- TO BE DONE -
Output all entries verbatim. Skip pictures.
····················
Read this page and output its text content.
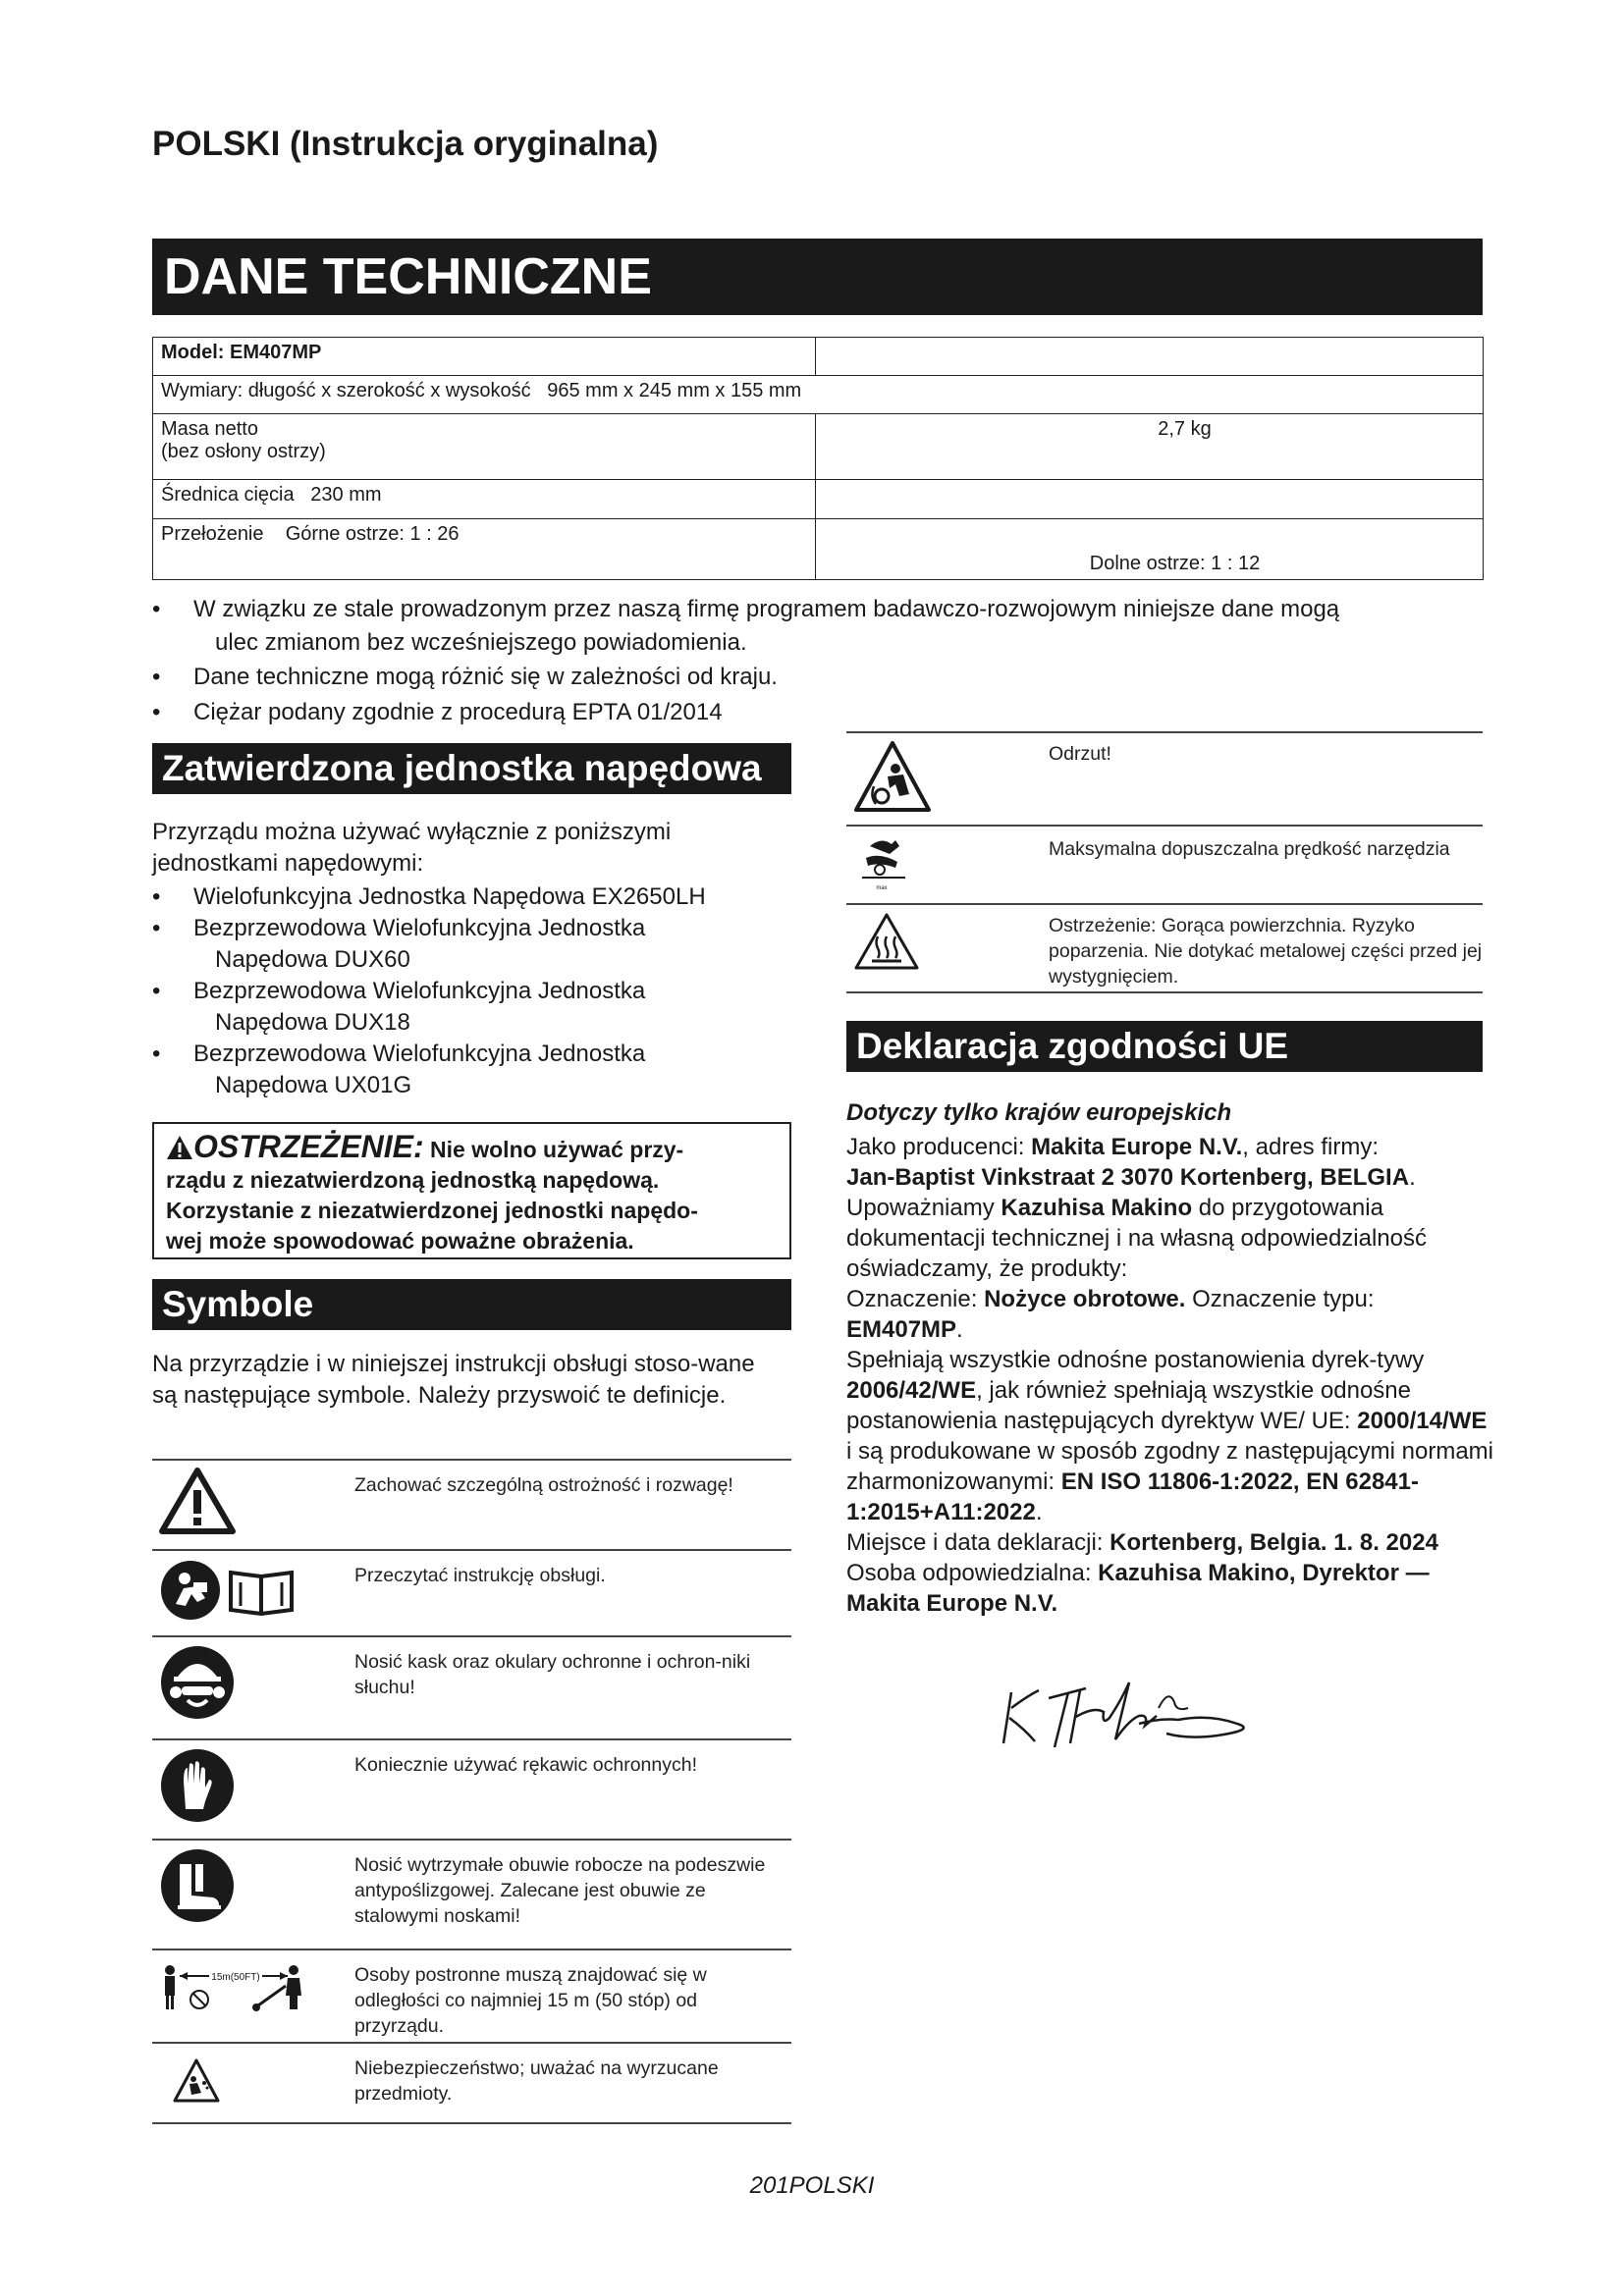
POLSKI (Instrukcja oryginalna)
DANE TECHNICZNE
Model: EM407MP	
Wymiary: długość x szerokość x wysokość   965 mm x 245 mm x 155 mm	
Masa netto
(bez osłony ostrzy)	2,7 kg
Średnica cięcia   230 mm	
Przełożenie    Górne ostrze: 1 : 26	Dolne ostrze: 1 : 12
• W związku ze stale prowadzonym przez naszą firmę programem badawczo-rozwojowym niniejsze dane mogą
ulec zmianom bez wcześniejszego powiadomienia.
• Dane techniczne mogą różnić się w zależności od kraju.
• Ciężar podany zgodnie z procedurą EPTA 01/2014
Zatwierdzona jednostka napędowa
Przyrządu można używać wyłącznie z poniższymi jednostkami napędowymi:
• Wielofunkcyjna Jednostka Napędowa EX2650LH
• Bezprzewodowa Wielofunkcyjna Jednostka
Napędowa DUX60
• Bezprzewodowa Wielofunkcyjna Jednostka
Napędowa DUX18
• Bezprzewodowa Wielofunkcyjna Jednostka
Napędowa UX01G
OSTRZEŻENIE: Nie wolno używać przy-
rządu z niezatwierdzoną jednostką napędową.
Korzystanie z niezatwierdzonej jednostki napędo-
wej może spowodować poważne obrażenia.
Symbole
Na przyrządzie i w niniejszej instrukcji obsługi stoso-wane są następujące symbole. Należy przyswoić te definicje.
	Zachować szczególną ostrożność i rozwagę!

	Przeczytać instrukcję obsługi.

	Nosić kask oraz okulary ochronne i ochron-niki słuchu!

	Koniecznie używać rękawic ochronnych!

	Nosić wytrzymałe obuwie robocze na podeszwie antypoślizgowej. Zalecane jest obuwie ze stalowymi noskami!

15m(50FT)	Osoby postronne muszą znajdować się w odległości co najmniej 15 m (50 stóp) od przyrządu.

	Niebezpieczeństwo; uważać na wyrzucane przedmioty.
	Odrzut!

max	Maksymalna dopuszczalna prędkość narzędzia

	Ostrzeżenie: Gorąca powierzchnia. Ryzyko poparzenia. Nie dotykać metalowej części przed jej wystygnięciem.
Deklaracja zgodności UE
Dotyczy tylko krajów europejskich
Jako producenci: Makita Europe N.V., adres firmy:
Jan-Baptist Vinkstraat 2 3070 Kortenberg, BELGIA.
Upoważniamy Kazuhisa Makino do przygotowania dokumentacji technicznej i na własną odpowiedzialność oświadczamy, że produkty:
Oznaczenie: Nożyce obrotowe. Oznaczenie typu:
EM407MP.
Spełniają wszystkie odnośne postanowienia dyrek-tywy 2006/42/WE, jak również spełniają wszystkie odnośne postanowienia następujących dyrektyw WE/ UE: 2000/14/WE i są produkowane w sposób zgodny z następującymi normami zharmonizowanymi: EN ISO 11806-1:2022, EN 62841-1:2015+A11:2022.
Miejsce i data deklaracji: Kortenberg, Belgia. 1. 8. 2024
Osoba odpowiedzialna: Kazuhisa Makino, Dyrektor — Makita Europe N.V.
201POLSKI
····················
- OUTPUT OF THE EXERCISE -
Read this page and output its text content.
POLSKI (Instrukcja oryginalna)
DANE TECHNICZNE
Model: EM407MP	
Wymiary: długość x szerokość x wysokość   965 mm x 245 mm x 155 mm	
Masa netto
(bez osłony ostrzy)	2,7 kg
Średnica cięcia   230 mm	
Przełożenie    Górne ostrze: 1 : 26	Dolne ostrze: 1 : 12
• W związku ze stale prowadzonym przez naszą firmę programem badawczo-rozwojowym niniejsze dane mogą
ulec zmianom bez wcześniejszego powiadomienia.
• Dane techniczne mogą różnić się w zależności od kraju.
• Ciężar podany zgodnie z procedurą EPTA 01/2014
Zatwierdzona jednostka napędowa
Przyrządu można używać wyłącznie z poniższymi jednostkami napędowymi:
• Wielofunkcyjna Jednostka Napędowa EX2650LH
• Bezprzewodowa Wielofunkcyjna Jednostka
Napędowa DUX60
• Bezprzewodowa Wielofunkcyjna Jednostka
Napędowa DUX18
• Bezprzewodowa Wielofunkcyjna Jednostka
Napędowa UX01G
OSTRZEŻENIE: Nie wolno używać przy-
rządu z niezatwierdzoną jednostką napędową.
Korzystanie z niezatwierdzonej jednostki napędo-
wej może spowodować poważne obrażenia.
Symbole
Na przyrządzie i w niniejszej instrukcji obsługi stoso-wane są następujące symbole. Należy przyswoić te definicje.
	Zachować szczególną ostrożność i rozwagę!

	Przeczytać instrukcję obsługi.

	Nosić kask oraz okulary ochronne i ochron-niki słuchu!

	Koniecznie używać rękawic ochronnych!

	Nosić wytrzymałe obuwie robocze na podeszwie antypoślizgowej. Zalecane jest obuwie ze stalowymi noskami!

15m(50FT)	Osoby postronne muszą znajdować się w odległości co najmniej 15 m (50 stóp) od przyrządu.

	Niebezpieczeństwo; uważać na wyrzucane przedmioty.
	Odrzut!

max	Maksymalna dopuszczalna prędkość narzędzia

	Ostrzeżenie: Gorąca powierzchnia. Ryzyko poparzenia. Nie dotykać metalowej części przed jej wystygnięciem.
Deklaracja zgodności UE
Dotyczy tylko krajów europejskich
Jako producenci: Makita Europe N.V., adres firmy:
Jan-Baptist Vinkstraat 2 3070 Kortenberg, BELGIA.
Upoważniamy Kazuhisa Makino do przygotowania dokumentacji technicznej i na własną odpowiedzialność oświadczamy, że produkty:
Oznaczenie: Nożyce obrotowe. Oznaczenie typu:
EM407MP.
Spełniają wszystkie odnośne postanowienia dyrek-tywy 2006/42/WE, jak również spełniają wszystkie odnośne postanowienia następujących dyrektyw WE/ UE: 2000/14/WE i są produkowane w sposób zgodny z następującymi normami zharmonizowanymi: EN ISO 11806-1:2022, EN 62841-1:2015+A11:2022.
Miejsce i data deklaracji: Kortenberg, Belgia. 1. 8. 2024
Osoba odpowiedzialna: Kazuhisa Makino, Dyrektor — Makita Europe N.V.
201POLSKI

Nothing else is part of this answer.